======== MATERIALS PROVIDED ========
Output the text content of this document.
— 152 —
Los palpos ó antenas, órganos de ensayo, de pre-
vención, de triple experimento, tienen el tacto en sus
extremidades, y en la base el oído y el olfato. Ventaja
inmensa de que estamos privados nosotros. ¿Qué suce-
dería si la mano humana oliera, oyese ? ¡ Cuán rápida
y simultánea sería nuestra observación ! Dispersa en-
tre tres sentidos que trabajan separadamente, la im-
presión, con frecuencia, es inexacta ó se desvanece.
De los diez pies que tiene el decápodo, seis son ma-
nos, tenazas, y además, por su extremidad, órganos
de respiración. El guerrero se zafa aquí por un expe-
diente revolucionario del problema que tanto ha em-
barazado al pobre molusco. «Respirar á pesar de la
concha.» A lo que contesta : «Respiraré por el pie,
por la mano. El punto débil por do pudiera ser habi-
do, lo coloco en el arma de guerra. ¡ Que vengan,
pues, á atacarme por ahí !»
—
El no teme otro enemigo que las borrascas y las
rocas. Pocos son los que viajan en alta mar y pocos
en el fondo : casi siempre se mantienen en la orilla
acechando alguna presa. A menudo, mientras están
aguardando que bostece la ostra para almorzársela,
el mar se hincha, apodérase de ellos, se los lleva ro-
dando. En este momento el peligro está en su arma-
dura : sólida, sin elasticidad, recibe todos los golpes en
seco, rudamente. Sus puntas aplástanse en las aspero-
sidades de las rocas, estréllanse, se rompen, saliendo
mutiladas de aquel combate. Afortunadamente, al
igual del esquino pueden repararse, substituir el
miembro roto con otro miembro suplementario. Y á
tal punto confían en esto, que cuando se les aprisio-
========
TASK DIRECTIONS :: Copy every line of the listing that includes the string "rocas".

REPLY ::
rocas. Pocos son los que viajan en alta mar y pocos
sidades de las rocas, estréllanse, se rompen, saliendo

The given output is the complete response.